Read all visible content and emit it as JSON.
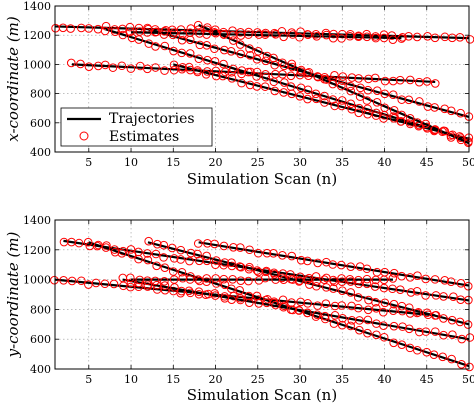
{
  "chart_data": [
    {
      "type": "line",
      "xlabel": "Simulation Scan (n)",
      "ylabel": "x-coordinate (m)",
      "xlim": [
        1,
        50
      ],
      "ylim": [
        400,
        1400
      ],
      "xticks": [
        5,
        10,
        15,
        20,
        25,
        30,
        35,
        40,
        45,
        50
      ],
      "yticks": [
        400,
        600,
        800,
        1000,
        1200,
        1400
      ],
      "grid": true,
      "legend": {
        "position": "bottom-left",
        "entries": [
          "Trajectories",
          "Estimates"
        ]
      },
      "colors": {
        "trajectory": "#000000",
        "estimate": "#ff0000"
      },
      "tracks": [
        {
          "x0": 1,
          "y0": 1260,
          "x1": 50,
          "y1": 1180
        },
        {
          "x0": 3,
          "y0": 1000,
          "x1": 46,
          "y1": 880
        },
        {
          "x0": 7,
          "y0": 1240,
          "x1": 50,
          "y1": 480
        },
        {
          "x0": 12,
          "y0": 1240,
          "x1": 50,
          "y1": 640
        },
        {
          "x0": 15,
          "y0": 1000,
          "x1": 50,
          "y1": 490
        },
        {
          "x0": 18,
          "y0": 1270,
          "x1": 50,
          "y1": 460
        },
        {
          "x0": 10,
          "y0": 1220,
          "x1": 42,
          "y1": 1180
        }
      ]
    },
    {
      "type": "line",
      "xlabel": "Simulation Scan (n)",
      "ylabel": "y-coordinate (m)",
      "xlim": [
        1,
        50
      ],
      "ylim": [
        400,
        1400
      ],
      "xticks": [
        5,
        10,
        15,
        20,
        25,
        30,
        35,
        40,
        45,
        50
      ],
      "yticks": [
        400,
        600,
        800,
        1000,
        1200,
        1400
      ],
      "grid": true,
      "colors": {
        "trajectory": "#000000",
        "estimate": "#ff0000"
      },
      "tracks": [
        {
          "x0": 2,
          "y0": 1260,
          "x1": 50,
          "y1": 860
        },
        {
          "x0": 1,
          "y0": 1000,
          "x1": 46,
          "y1": 760
        },
        {
          "x0": 5,
          "y0": 1250,
          "x1": 50,
          "y1": 420
        },
        {
          "x0": 9,
          "y0": 1000,
          "x1": 50,
          "y1": 600
        },
        {
          "x0": 12,
          "y0": 1250,
          "x1": 50,
          "y1": 700
        },
        {
          "x0": 18,
          "y0": 1250,
          "x1": 50,
          "y1": 960
        },
        {
          "x0": 10,
          "y0": 1000,
          "x1": 41,
          "y1": 1000
        }
      ]
    }
  ]
}
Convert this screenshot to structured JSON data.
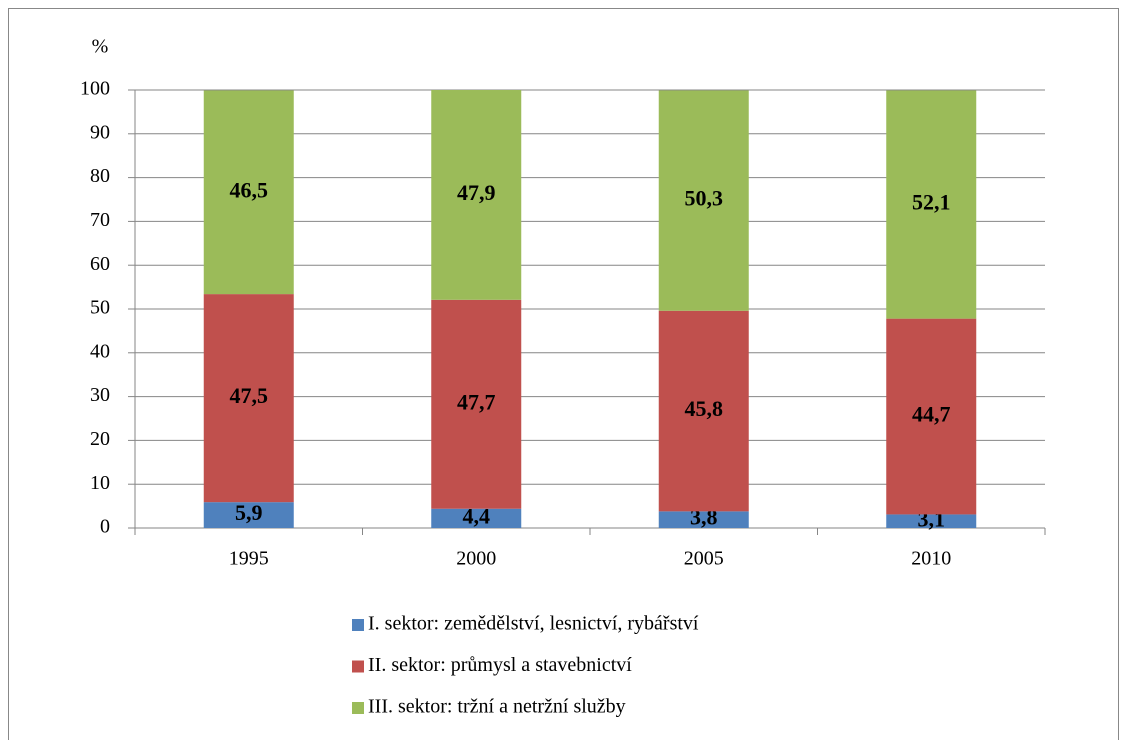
{
  "chart_data": {
    "type": "stacked_bar",
    "y_label": "%",
    "categories": [
      "1995",
      "2000",
      "2005",
      "2010"
    ],
    "series": [
      {
        "name": "I. sektor: zemědělství, lesnictví, rybářství",
        "color": "#4f81bd",
        "values": [
          5.9,
          4.4,
          3.8,
          3.1
        ],
        "value_labels": [
          "5,9",
          "4,4",
          "3,8",
          "3,1"
        ]
      },
      {
        "name": "II. sektor: průmysl a stavebnictví",
        "color": "#c0504d",
        "values": [
          47.5,
          47.7,
          45.8,
          44.7
        ],
        "value_labels": [
          "47,5",
          "47,7",
          "45,8",
          "44,7"
        ]
      },
      {
        "name": "III. sektor: tržní a netržní služby",
        "color": "#9bbb59",
        "values": [
          46.5,
          47.9,
          50.3,
          52.1
        ],
        "value_labels": [
          "46,5",
          "47,9",
          "50,3",
          "52,1"
        ]
      }
    ],
    "ylim": [
      0,
      100
    ],
    "yticks": [
      0,
      10,
      20,
      30,
      40,
      50,
      60,
      70,
      80,
      90,
      100
    ],
    "grid": true
  }
}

○ ○ ○ ○ ○ ○ ○

▶ **Problem requirements**:
Return the material word for word. Pictures are not part of the copy.

▶ **Exercise answer**:
Read all visible content and emit it as JSON.
{
  "chart_data": [
    {
      "type": "line",
      "xlabel": "Simulation Scan (n)",
      "ylabel": "x-coordinate (m)",
      "xlim": [
        1,
        50
      ],
      "ylim": [
        400,
        1400
      ],
      "xticks": [
        5,
        10,
        15,
        20,
        25,
        30,
        35,
        40,
        45,
        50
      ],
      "yticks": [
        400,
        600,
        800,
        1000,
        1200,
        1400
      ],
      "grid": true,
      "legend": {
        "position": "bottom-left",
        "entries": [
          "Trajectories",
          "Estimates"
        ]
      },
      "colors": {
        "trajectory": "#000000",
        "estimate": "#ff0000"
      },
      "tracks": [
        {
          "x0": 1,
          "y0": 1260,
          "x1": 50,
          "y1": 1180
        },
        {
          "x0": 3,
          "y0": 1000,
          "x1": 46,
          "y1": 880
        },
        {
          "x0": 7,
          "y0": 1240,
          "x1": 50,
          "y1": 480
        },
        {
          "x0": 12,
          "y0": 1240,
          "x1": 50,
          "y1": 640
        },
        {
          "x0": 15,
          "y0": 1000,
          "x1": 50,
          "y1": 490
        },
        {
          "x0": 18,
          "y0": 1270,
          "x1": 50,
          "y1": 460
        },
        {
          "x0": 10,
          "y0": 1220,
          "x1": 42,
          "y1": 1180
        }
      ]
    },
    {
      "type": "line",
      "xlabel": "Simulation Scan (n)",
      "ylabel": "y-coordinate (m)",
      "xlim": [
        1,
        50
      ],
      "ylim": [
        400,
        1400
      ],
      "xticks": [
        5,
        10,
        15,
        20,
        25,
        30,
        35,
        40,
        45,
        50
      ],
      "yticks": [
        400,
        600,
        800,
        1000,
        1200,
        1400
      ],
      "grid": true,
      "colors": {
        "trajectory": "#000000",
        "estimate": "#ff0000"
      },
      "tracks": [
        {
          "x0": 2,
          "y0": 1260,
          "x1": 50,
          "y1": 860
        },
        {
          "x0": 1,
          "y0": 1000,
          "x1": 46,
          "y1": 760
        },
        {
          "x0": 5,
          "y0": 1250,
          "x1": 50,
          "y1": 420
        },
        {
          "x0": 9,
          "y0": 1000,
          "x1": 50,
          "y1": 600
        },
        {
          "x0": 12,
          "y0": 1250,
          "x1": 50,
          "y1": 700
        },
        {
          "x0": 18,
          "y0": 1250,
          "x1": 50,
          "y1": 960
        },
        {
          "x0": 10,
          "y0": 1000,
          "x1": 41,
          "y1": 1000
        }
      ]
    }
  ]
}
Convert this screenshot to structured JSON data.
{
  "chart_data": {
    "type": "stacked_bar",
    "y_label": "%",
    "categories": [
      "1995",
      "2000",
      "2005",
      "2010"
    ],
    "series": [
      {
        "name": "I. sektor: zemědělství, lesnictví, rybářství",
        "color": "#4f81bd",
        "values": [
          5.9,
          4.4,
          3.8,
          3.1
        ],
        "value_labels": [
          "5,9",
          "4,4",
          "3,8",
          "3,1"
        ]
      },
      {
        "name": "II. sektor: průmysl a stavebnictví",
        "color": "#c0504d",
        "values": [
          47.5,
          47.7,
          45.8,
          44.7
        ],
        "value_labels": [
          "47,5",
          "47,7",
          "45,8",
          "44,7"
        ]
      },
      {
        "name": "III. sektor: tržní a netržní služby",
        "color": "#9bbb59",
        "values": [
          46.5,
          47.9,
          50.3,
          52.1
        ],
        "value_labels": [
          "46,5",
          "47,9",
          "50,3",
          "52,1"
        ]
      }
    ],
    "ylim": [
      0,
      100
    ],
    "yticks": [
      0,
      10,
      20,
      30,
      40,
      50,
      60,
      70,
      80,
      90,
      100
    ],
    "grid": true
  }
}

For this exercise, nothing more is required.